***** RECORDS TO PROCESS *****

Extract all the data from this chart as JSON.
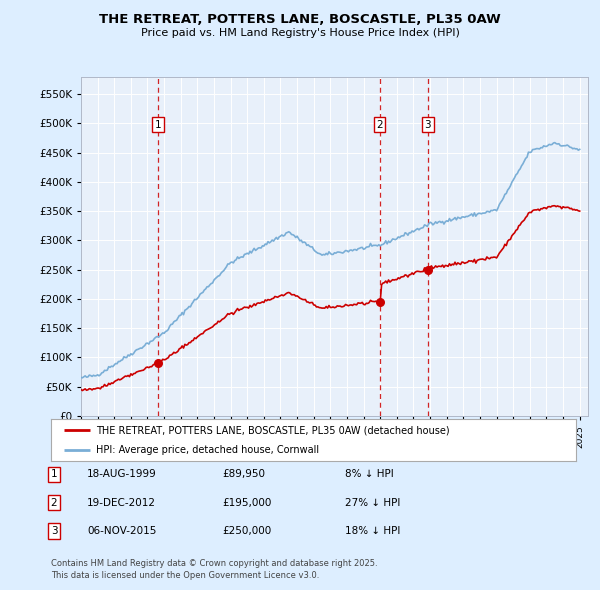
{
  "title1": "THE RETREAT, POTTERS LANE, BOSCASTLE, PL35 0AW",
  "title2": "Price paid vs. HM Land Registry's House Price Index (HPI)",
  "legend_red": "THE RETREAT, POTTERS LANE, BOSCASTLE, PL35 0AW (detached house)",
  "legend_blue": "HPI: Average price, detached house, Cornwall",
  "footnote": "Contains HM Land Registry data © Crown copyright and database right 2025.\nThis data is licensed under the Open Government Licence v3.0.",
  "transactions": [
    {
      "num": 1,
      "date": "18-AUG-1999",
      "price": 89950,
      "pct": "8% ↓ HPI",
      "year": 1999.63
    },
    {
      "num": 2,
      "date": "19-DEC-2012",
      "price": 195000,
      "pct": "27% ↓ HPI",
      "year": 2012.96
    },
    {
      "num": 3,
      "date": "06-NOV-2015",
      "price": 250000,
      "pct": "18% ↓ HPI",
      "year": 2015.85
    }
  ],
  "red_color": "#cc0000",
  "blue_color": "#7aaed6",
  "bg_color": "#ddeeff",
  "plot_bg": "#e8f0fa",
  "ylim": [
    0,
    580000
  ],
  "yticks": [
    0,
    50000,
    100000,
    150000,
    200000,
    250000,
    300000,
    350000,
    400000,
    450000,
    500000,
    550000
  ],
  "xlim_start": 1995,
  "xlim_end": 2025.5
}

*****

→ **INSTRUCTIONS TO FOLLOW**
Every record is to be reproduced exactly, with no pictures included.

→ **OUTPUT FOR THIS EXERCISE**
Extract all the data from this chart as JSON.
{
  "title1": "THE RETREAT, POTTERS LANE, BOSCASTLE, PL35 0AW",
  "title2": "Price paid vs. HM Land Registry's House Price Index (HPI)",
  "legend_red": "THE RETREAT, POTTERS LANE, BOSCASTLE, PL35 0AW (detached house)",
  "legend_blue": "HPI: Average price, detached house, Cornwall",
  "footnote": "Contains HM Land Registry data © Crown copyright and database right 2025.\nThis data is licensed under the Open Government Licence v3.0.",
  "transactions": [
    {
      "num": 1,
      "date": "18-AUG-1999",
      "price": 89950,
      "pct": "8% ↓ HPI",
      "year": 1999.63
    },
    {
      "num": 2,
      "date": "19-DEC-2012",
      "price": 195000,
      "pct": "27% ↓ HPI",
      "year": 2012.96
    },
    {
      "num": 3,
      "date": "06-NOV-2015",
      "price": 250000,
      "pct": "18% ↓ HPI",
      "year": 2015.85
    }
  ],
  "red_color": "#cc0000",
  "blue_color": "#7aaed6",
  "bg_color": "#ddeeff",
  "plot_bg": "#e8f0fa",
  "ylim": [
    0,
    580000
  ],
  "yticks": [
    0,
    50000,
    100000,
    150000,
    200000,
    250000,
    300000,
    350000,
    400000,
    450000,
    500000,
    550000
  ],
  "xlim_start": 1995,
  "xlim_end": 2025.5
}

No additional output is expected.